Find every line in the records below that holds the word "JSON", and copy each one.

[Chart and figure data]
------------

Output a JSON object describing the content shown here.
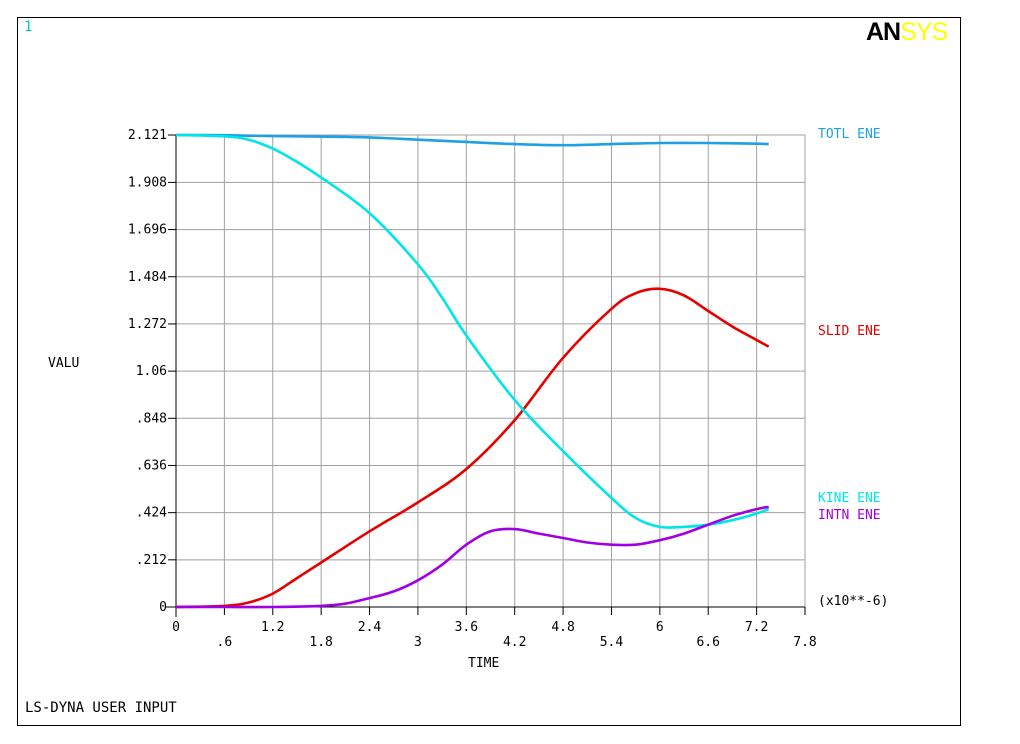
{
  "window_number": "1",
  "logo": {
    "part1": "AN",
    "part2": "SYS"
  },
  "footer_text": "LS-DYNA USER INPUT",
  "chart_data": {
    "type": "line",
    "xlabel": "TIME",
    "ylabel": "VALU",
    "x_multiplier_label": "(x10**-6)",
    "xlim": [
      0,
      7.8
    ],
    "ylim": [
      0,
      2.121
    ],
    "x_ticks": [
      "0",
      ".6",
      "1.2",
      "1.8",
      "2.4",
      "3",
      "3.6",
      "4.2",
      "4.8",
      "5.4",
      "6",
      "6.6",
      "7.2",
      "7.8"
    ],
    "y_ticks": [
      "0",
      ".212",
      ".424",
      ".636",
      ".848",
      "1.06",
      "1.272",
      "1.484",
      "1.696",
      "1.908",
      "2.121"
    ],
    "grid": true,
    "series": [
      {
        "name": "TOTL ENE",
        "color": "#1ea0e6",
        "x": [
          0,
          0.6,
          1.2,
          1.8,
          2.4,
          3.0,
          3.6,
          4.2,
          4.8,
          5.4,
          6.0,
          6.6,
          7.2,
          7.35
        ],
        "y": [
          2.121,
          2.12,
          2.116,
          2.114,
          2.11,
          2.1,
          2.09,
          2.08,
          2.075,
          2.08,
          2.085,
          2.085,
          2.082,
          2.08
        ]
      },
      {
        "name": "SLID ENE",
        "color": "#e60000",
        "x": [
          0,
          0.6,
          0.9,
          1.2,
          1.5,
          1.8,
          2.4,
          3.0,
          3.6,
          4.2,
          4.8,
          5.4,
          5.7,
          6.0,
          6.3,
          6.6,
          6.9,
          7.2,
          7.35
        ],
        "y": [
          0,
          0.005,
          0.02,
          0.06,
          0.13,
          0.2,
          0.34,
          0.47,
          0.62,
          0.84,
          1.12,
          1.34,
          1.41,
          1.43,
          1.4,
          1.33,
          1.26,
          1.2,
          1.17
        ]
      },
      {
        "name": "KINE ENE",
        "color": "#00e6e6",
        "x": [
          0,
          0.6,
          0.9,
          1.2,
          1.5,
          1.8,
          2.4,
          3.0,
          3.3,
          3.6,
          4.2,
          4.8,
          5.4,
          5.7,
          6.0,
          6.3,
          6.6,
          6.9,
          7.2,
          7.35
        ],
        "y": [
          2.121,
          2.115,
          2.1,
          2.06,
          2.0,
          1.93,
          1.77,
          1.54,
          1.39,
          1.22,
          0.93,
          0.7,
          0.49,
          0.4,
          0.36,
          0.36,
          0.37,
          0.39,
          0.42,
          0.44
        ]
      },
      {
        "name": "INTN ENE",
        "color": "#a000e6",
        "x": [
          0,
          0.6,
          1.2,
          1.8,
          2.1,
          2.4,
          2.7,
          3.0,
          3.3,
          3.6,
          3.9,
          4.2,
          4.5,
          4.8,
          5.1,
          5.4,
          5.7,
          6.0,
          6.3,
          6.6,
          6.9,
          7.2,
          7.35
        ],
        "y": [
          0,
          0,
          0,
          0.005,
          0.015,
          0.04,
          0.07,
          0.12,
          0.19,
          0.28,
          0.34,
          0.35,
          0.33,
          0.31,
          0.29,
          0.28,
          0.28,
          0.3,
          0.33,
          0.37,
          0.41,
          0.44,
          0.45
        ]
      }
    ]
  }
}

------------

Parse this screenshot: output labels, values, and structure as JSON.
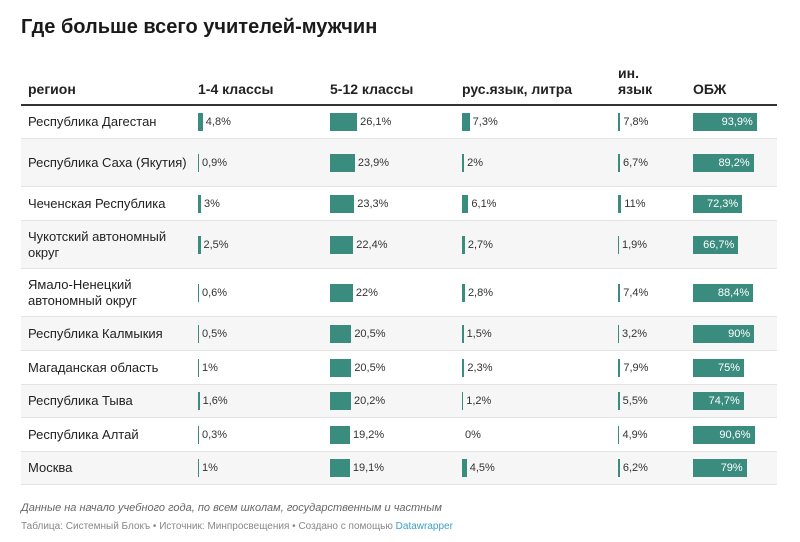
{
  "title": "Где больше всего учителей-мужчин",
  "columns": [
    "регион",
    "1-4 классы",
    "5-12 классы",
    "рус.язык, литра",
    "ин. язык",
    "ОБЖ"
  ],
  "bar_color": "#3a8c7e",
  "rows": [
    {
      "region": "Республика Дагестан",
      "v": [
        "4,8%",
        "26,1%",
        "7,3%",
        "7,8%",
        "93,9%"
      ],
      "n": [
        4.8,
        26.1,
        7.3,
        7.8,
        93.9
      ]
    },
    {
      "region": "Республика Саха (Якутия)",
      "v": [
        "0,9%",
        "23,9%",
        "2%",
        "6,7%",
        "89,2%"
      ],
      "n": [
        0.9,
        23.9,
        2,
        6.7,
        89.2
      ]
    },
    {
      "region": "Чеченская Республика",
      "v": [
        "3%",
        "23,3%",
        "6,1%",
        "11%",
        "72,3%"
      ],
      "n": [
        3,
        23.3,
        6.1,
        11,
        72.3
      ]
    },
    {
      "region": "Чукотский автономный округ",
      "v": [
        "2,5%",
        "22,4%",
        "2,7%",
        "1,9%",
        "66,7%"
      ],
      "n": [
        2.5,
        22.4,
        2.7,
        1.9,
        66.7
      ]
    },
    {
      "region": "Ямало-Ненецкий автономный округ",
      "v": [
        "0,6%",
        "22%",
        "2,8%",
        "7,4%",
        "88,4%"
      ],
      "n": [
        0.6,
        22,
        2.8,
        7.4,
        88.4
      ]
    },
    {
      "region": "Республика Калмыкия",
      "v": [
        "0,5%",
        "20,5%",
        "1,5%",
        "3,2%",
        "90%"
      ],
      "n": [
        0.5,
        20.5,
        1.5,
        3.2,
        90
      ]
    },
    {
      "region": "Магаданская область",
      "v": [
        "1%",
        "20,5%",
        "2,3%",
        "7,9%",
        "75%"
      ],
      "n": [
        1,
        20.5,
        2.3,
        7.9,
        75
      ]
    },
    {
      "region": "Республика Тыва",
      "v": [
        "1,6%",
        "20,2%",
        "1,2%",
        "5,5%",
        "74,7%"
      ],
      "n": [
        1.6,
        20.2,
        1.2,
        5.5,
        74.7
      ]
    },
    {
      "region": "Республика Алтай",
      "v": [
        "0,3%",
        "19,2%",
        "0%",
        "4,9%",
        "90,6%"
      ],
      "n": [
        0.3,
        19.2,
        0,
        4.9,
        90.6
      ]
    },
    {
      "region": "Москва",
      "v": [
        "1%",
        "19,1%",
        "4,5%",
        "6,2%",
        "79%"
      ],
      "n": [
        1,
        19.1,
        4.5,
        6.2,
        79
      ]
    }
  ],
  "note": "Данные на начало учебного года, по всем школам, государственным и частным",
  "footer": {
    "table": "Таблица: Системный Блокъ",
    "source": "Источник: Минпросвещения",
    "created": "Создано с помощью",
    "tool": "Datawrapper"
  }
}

------------

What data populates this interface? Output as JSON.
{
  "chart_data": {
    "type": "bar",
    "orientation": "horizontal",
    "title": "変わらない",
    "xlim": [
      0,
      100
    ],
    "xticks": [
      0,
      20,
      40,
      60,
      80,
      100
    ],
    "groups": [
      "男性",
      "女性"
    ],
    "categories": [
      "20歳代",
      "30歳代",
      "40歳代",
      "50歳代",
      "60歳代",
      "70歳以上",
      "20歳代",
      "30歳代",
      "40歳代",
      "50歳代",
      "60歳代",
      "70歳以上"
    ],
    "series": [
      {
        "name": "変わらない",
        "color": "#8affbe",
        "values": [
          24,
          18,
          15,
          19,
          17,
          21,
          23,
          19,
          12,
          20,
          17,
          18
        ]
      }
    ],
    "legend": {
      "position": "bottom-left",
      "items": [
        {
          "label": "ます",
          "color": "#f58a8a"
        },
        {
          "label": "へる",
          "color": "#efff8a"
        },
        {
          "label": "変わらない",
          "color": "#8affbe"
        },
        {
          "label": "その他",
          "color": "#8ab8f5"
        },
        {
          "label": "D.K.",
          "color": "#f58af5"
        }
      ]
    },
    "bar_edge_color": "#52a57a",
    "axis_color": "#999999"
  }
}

------------

**Task output:**
Output a JSON object describing the content shown here.
Parse this screenshot: output labels, values, and structure as JSON.
What data populates this interface? Output as JSON.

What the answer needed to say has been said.